== TASK DIRECTIONS ==
Pull out every line from the listing that has the word "感知线段".

== RECORDS SUPPLIED ==
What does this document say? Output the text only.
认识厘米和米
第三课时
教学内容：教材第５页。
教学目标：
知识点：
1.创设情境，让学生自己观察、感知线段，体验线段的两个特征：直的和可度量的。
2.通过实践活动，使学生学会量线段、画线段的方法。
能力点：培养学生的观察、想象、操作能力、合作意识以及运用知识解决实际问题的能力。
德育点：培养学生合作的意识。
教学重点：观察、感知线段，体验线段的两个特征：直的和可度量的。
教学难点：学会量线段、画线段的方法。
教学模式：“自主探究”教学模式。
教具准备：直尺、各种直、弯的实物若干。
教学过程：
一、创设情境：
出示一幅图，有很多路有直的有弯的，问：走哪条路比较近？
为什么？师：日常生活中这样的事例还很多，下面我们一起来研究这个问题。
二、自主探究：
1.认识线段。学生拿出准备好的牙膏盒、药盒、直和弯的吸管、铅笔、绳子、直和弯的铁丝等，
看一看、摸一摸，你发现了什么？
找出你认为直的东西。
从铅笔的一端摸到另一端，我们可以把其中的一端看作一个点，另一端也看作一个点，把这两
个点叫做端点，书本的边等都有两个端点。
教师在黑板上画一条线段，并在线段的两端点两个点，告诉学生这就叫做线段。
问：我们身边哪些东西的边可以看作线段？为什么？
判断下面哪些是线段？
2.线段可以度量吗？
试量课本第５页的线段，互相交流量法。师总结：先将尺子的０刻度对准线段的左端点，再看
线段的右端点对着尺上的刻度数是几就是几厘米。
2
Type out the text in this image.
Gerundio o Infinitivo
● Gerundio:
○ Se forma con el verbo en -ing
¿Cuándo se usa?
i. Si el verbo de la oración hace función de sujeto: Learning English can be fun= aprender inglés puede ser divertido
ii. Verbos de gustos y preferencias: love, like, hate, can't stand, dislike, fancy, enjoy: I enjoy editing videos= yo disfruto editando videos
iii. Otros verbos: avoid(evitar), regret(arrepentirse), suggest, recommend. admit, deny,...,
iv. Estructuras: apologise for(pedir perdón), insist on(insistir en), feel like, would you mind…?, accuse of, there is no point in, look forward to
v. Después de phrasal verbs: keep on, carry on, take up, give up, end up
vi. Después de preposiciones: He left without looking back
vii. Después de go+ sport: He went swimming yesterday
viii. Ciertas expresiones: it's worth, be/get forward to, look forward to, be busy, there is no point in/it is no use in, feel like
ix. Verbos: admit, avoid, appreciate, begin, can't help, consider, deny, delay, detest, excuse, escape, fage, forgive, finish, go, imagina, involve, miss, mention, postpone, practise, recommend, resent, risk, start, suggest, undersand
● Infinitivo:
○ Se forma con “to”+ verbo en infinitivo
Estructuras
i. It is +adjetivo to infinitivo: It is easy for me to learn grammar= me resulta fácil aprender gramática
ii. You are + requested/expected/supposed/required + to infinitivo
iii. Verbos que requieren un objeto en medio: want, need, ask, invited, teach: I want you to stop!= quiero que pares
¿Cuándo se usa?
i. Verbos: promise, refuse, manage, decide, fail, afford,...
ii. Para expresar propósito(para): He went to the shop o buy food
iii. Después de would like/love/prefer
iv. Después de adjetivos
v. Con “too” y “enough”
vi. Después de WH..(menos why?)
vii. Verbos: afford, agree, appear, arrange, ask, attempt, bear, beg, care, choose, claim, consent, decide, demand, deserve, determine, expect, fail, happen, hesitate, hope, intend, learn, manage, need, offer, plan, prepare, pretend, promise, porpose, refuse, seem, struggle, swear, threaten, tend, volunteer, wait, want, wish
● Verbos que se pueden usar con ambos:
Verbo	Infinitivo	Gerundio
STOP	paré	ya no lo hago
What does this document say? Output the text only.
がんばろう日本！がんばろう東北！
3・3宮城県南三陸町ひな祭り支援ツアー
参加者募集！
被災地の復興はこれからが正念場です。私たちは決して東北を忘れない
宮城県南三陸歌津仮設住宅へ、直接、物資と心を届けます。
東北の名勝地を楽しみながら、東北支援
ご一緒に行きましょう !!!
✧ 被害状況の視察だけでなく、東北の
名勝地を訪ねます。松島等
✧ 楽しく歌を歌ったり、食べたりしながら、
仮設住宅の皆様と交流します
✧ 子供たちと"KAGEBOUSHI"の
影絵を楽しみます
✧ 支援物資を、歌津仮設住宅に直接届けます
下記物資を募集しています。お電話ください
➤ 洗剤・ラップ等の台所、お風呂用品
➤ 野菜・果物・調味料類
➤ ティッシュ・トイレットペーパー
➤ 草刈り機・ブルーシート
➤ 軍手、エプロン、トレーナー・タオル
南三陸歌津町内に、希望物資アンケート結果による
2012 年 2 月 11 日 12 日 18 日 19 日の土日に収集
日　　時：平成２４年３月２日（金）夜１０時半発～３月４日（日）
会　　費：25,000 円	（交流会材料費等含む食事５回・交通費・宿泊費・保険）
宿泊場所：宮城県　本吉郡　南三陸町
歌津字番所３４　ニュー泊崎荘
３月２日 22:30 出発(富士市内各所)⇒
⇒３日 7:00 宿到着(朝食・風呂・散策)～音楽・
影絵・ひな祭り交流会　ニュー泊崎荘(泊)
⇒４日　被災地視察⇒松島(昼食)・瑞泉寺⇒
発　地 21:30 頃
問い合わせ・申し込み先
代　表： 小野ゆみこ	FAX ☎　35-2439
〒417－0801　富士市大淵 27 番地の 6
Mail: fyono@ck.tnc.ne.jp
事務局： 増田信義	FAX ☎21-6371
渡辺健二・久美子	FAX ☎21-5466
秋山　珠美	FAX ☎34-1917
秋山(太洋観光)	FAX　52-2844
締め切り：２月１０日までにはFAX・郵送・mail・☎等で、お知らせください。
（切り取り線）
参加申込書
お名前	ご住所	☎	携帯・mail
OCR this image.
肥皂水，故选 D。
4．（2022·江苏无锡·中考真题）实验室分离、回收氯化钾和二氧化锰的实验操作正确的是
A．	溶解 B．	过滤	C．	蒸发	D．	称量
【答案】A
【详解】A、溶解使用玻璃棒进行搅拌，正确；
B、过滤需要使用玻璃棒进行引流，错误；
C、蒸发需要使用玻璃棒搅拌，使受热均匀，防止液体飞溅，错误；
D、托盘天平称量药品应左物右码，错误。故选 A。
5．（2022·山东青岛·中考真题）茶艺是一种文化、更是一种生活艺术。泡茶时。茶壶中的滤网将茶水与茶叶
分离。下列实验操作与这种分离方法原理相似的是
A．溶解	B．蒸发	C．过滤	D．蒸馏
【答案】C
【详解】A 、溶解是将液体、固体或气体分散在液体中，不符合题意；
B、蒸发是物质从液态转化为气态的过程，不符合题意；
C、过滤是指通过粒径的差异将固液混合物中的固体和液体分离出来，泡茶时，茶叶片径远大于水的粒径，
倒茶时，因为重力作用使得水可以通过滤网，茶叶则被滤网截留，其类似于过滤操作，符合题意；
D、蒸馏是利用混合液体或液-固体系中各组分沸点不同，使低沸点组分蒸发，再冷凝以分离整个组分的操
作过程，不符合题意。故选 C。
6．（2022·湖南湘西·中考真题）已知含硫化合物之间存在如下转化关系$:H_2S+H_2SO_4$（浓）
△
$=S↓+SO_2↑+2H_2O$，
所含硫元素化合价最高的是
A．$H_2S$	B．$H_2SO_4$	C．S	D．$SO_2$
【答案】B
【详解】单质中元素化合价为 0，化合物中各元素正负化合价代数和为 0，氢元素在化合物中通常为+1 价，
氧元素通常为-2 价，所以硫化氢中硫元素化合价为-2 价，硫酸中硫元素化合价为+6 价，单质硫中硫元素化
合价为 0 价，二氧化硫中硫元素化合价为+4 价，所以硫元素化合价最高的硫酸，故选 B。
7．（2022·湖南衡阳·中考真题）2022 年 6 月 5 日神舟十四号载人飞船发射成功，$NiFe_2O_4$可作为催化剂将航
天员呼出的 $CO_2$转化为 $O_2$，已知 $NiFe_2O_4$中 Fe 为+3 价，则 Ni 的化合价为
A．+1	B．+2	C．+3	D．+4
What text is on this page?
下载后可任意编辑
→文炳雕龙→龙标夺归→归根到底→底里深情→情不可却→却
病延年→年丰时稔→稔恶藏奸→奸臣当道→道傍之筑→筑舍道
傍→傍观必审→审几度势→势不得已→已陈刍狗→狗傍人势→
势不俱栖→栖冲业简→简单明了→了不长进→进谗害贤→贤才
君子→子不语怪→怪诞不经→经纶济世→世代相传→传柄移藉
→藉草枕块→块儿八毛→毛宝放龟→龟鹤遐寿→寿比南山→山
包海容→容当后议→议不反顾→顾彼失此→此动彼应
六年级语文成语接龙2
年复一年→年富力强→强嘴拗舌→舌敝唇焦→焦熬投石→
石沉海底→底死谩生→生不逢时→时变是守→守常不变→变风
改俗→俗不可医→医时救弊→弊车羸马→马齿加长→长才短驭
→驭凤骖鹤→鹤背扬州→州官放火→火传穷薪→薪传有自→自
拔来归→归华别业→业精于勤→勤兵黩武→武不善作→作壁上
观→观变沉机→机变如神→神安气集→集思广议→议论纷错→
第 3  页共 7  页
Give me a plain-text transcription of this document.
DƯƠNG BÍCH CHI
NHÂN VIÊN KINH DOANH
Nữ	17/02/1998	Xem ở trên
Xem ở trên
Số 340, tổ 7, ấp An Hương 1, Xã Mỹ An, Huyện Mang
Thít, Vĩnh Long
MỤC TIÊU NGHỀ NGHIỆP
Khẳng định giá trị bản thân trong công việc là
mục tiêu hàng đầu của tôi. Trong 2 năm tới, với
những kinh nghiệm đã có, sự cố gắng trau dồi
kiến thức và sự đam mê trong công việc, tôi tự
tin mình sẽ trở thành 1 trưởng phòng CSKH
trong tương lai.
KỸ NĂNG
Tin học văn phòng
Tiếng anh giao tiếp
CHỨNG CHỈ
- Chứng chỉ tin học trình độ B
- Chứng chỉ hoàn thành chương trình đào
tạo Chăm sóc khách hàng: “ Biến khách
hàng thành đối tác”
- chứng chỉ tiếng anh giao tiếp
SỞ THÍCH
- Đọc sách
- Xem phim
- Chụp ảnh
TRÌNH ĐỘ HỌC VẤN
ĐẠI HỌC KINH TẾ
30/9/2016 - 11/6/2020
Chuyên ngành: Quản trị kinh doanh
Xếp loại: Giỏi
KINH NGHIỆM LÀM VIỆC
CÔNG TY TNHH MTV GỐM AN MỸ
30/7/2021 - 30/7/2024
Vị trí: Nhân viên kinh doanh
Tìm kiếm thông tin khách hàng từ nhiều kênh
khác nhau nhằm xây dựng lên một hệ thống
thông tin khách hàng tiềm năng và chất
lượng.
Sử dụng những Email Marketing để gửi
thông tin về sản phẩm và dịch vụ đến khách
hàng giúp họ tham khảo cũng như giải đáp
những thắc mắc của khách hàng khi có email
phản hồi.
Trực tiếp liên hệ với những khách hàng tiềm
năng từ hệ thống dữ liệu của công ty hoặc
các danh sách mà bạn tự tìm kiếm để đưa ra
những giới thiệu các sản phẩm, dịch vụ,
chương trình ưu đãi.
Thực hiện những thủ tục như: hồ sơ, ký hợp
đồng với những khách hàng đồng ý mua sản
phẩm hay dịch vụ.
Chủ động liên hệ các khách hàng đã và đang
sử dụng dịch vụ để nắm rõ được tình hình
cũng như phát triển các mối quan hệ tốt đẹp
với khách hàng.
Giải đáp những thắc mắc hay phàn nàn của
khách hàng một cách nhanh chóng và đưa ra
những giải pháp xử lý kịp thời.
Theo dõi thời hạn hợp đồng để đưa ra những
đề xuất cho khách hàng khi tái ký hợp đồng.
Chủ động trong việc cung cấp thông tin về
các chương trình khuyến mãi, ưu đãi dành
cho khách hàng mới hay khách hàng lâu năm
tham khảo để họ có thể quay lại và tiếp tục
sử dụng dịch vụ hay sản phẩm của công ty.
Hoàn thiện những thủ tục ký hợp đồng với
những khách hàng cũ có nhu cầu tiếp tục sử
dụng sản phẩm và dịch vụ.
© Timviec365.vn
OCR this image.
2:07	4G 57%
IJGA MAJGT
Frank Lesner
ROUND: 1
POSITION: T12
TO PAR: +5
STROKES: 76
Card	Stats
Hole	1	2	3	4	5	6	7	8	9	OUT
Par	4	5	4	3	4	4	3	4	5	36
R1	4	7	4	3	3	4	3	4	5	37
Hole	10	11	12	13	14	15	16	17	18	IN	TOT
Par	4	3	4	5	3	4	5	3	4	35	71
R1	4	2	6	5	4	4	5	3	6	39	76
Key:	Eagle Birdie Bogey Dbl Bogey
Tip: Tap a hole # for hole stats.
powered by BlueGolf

== EXERCISE OUTPUT ==
1.创设情境，让学生自己观察、感知线段，体验线段的两个特征：直的和可度量的。
教学重点：观察、感知线段，体验线段的两个特征：直的和可度量的。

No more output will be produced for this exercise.